Materials provided =
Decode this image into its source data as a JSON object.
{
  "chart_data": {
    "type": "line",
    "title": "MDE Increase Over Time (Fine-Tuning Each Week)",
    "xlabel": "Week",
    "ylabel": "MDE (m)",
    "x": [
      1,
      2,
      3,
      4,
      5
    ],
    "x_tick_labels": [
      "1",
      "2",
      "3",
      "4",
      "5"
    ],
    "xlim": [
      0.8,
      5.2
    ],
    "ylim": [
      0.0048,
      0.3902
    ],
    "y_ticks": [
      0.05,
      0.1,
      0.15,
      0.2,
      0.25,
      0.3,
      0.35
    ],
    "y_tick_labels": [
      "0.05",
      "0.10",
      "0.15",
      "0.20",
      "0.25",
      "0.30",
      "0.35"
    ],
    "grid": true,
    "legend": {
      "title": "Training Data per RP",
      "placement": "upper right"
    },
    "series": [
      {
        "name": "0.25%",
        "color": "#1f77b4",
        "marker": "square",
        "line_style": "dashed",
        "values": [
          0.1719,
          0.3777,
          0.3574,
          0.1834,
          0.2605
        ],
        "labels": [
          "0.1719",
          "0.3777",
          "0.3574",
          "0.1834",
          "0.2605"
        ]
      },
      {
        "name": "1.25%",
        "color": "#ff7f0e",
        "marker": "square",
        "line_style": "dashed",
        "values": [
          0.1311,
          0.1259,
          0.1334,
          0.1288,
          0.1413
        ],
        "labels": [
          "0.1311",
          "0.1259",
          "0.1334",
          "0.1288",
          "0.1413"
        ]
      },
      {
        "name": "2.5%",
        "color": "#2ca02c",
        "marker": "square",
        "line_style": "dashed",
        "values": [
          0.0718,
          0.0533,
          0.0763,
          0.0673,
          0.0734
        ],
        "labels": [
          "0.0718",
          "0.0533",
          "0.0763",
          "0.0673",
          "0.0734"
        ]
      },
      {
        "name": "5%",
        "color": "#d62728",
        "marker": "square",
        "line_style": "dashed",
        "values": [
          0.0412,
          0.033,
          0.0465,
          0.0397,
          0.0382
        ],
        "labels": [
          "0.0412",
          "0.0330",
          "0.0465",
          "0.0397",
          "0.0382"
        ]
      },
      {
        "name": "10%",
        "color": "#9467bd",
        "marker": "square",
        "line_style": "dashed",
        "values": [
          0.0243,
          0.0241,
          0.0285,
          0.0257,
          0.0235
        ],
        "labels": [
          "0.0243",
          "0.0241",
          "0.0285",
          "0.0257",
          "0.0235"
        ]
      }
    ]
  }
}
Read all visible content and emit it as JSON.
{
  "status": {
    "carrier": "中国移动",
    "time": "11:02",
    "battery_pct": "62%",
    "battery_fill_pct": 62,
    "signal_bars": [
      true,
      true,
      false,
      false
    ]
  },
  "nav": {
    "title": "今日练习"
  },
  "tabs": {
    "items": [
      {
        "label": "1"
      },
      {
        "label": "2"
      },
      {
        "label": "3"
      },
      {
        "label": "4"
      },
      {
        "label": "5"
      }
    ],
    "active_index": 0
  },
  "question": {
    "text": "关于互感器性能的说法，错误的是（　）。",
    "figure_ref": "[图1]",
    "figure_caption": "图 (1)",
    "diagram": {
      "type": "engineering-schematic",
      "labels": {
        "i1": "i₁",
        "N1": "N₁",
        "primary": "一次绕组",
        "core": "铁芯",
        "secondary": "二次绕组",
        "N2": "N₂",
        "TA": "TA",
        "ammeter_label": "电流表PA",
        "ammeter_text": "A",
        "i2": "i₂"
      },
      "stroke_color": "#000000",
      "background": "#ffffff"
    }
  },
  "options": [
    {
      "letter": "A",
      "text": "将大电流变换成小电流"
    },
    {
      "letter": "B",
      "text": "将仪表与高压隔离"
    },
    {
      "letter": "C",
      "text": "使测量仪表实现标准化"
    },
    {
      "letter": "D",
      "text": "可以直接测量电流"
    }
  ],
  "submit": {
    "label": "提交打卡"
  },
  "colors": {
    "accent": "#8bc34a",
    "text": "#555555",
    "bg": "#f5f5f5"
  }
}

Task directions =
All of the entries must be written out exactly as they stand.

Written solution =
Decode this image into its source data as a JSON object.
{
  "chart_data": {
    "type": "line",
    "title": "MDE Increase Over Time (Fine-Tuning Each Week)",
    "xlabel": "Week",
    "ylabel": "MDE (m)",
    "x": [
      1,
      2,
      3,
      4,
      5
    ],
    "x_tick_labels": [
      "1",
      "2",
      "3",
      "4",
      "5"
    ],
    "xlim": [
      0.8,
      5.2
    ],
    "ylim": [
      0.0048,
      0.3902
    ],
    "y_ticks": [
      0.05,
      0.1,
      0.15,
      0.2,
      0.25,
      0.3,
      0.35
    ],
    "y_tick_labels": [
      "0.05",
      "0.10",
      "0.15",
      "0.20",
      "0.25",
      "0.30",
      "0.35"
    ],
    "grid": true,
    "legend": {
      "title": "Training Data per RP",
      "placement": "upper right"
    },
    "series": [
      {
        "name": "0.25%",
        "color": "#1f77b4",
        "marker": "square",
        "line_style": "dashed",
        "values": [
          0.1719,
          0.3777,
          0.3574,
          0.1834,
          0.2605
        ],
        "labels": [
          "0.1719",
          "0.3777",
          "0.3574",
          "0.1834",
          "0.2605"
        ]
      },
      {
        "name": "1.25%",
        "color": "#ff7f0e",
        "marker": "square",
        "line_style": "dashed",
        "values": [
          0.1311,
          0.1259,
          0.1334,
          0.1288,
          0.1413
        ],
        "labels": [
          "0.1311",
          "0.1259",
          "0.1334",
          "0.1288",
          "0.1413"
        ]
      },
      {
        "name": "2.5%",
        "color": "#2ca02c",
        "marker": "square",
        "line_style": "dashed",
        "values": [
          0.0718,
          0.0533,
          0.0763,
          0.0673,
          0.0734
        ],
        "labels": [
          "0.0718",
          "0.0533",
          "0.0763",
          "0.0673",
          "0.0734"
        ]
      },
      {
        "name": "5%",
        "color": "#d62728",
        "marker": "square",
        "line_style": "dashed",
        "values": [
          0.0412,
          0.033,
          0.0465,
          0.0397,
          0.0382
        ],
        "labels": [
          "0.0412",
          "0.0330",
          "0.0465",
          "0.0397",
          "0.0382"
        ]
      },
      {
        "name": "10%",
        "color": "#9467bd",
        "marker": "square",
        "line_style": "dashed",
        "values": [
          0.0243,
          0.0241,
          0.0285,
          0.0257,
          0.0235
        ],
        "labels": [
          "0.0243",
          "0.0241",
          "0.0285",
          "0.0257",
          "0.0235"
        ]
      }
    ]
  }
}
Read all visible content and emit it as JSON.
{
  "status": {
    "carrier": "中国移动",
    "time": "11:02",
    "battery_pct": "62%",
    "battery_fill_pct": 62,
    "signal_bars": [
      true,
      true,
      false,
      false
    ]
  },
  "nav": {
    "title": "今日练习"
  },
  "tabs": {
    "items": [
      {
        "label": "1"
      },
      {
        "label": "2"
      },
      {
        "label": "3"
      },
      {
        "label": "4"
      },
      {
        "label": "5"
      }
    ],
    "active_index": 0
  },
  "question": {
    "text": "关于互感器性能的说法，错误的是（　）。",
    "figure_ref": "[图1]",
    "figure_caption": "图 (1)",
    "diagram": {
      "type": "engineering-schematic",
      "labels": {
        "i1": "i₁",
        "N1": "N₁",
        "primary": "一次绕组",
        "core": "铁芯",
        "secondary": "二次绕组",
        "N2": "N₂",
        "TA": "TA",
        "ammeter_label": "电流表PA",
        "ammeter_text": "A",
        "i2": "i₂"
      },
      "stroke_color": "#000000",
      "background": "#ffffff"
    }
  },
  "options": [
    {
      "letter": "A",
      "text": "将大电流变换成小电流"
    },
    {
      "letter": "B",
      "text": "将仪表与高压隔离"
    },
    {
      "letter": "C",
      "text": "使测量仪表实现标准化"
    },
    {
      "letter": "D",
      "text": "可以直接测量电流"
    }
  ],
  "submit": {
    "label": "提交打卡"
  },
  "colors": {
    "accent": "#8bc34a",
    "text": "#555555",
    "bg": "#f5f5f5"
  }
}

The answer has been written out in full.